[Stated goal] Check every line in the records below for the word "selected" and report how many have it, nothing more.

── Data listing

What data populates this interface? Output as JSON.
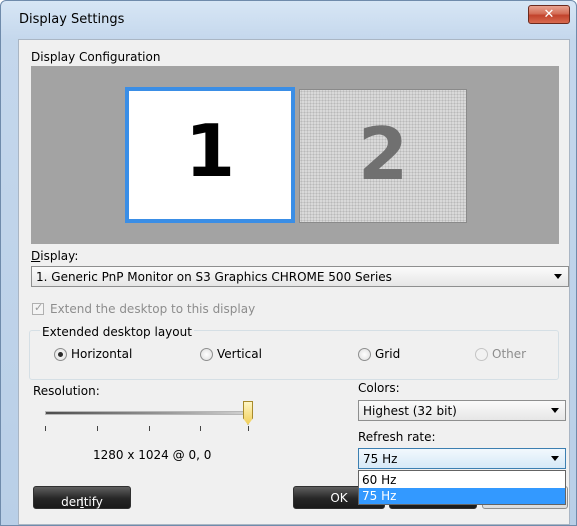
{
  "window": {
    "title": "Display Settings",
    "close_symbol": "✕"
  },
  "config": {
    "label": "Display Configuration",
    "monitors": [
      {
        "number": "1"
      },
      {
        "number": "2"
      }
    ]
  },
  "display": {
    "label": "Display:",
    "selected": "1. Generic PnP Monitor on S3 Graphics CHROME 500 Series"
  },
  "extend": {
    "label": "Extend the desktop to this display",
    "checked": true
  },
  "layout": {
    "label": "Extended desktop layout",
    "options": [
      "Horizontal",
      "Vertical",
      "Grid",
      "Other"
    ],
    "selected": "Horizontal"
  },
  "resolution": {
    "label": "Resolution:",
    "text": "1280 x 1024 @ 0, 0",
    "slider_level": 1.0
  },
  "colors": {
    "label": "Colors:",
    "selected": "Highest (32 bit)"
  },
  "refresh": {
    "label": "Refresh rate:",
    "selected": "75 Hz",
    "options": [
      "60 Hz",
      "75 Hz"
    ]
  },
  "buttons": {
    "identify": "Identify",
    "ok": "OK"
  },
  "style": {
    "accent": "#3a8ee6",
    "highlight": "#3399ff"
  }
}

────

[Response] 4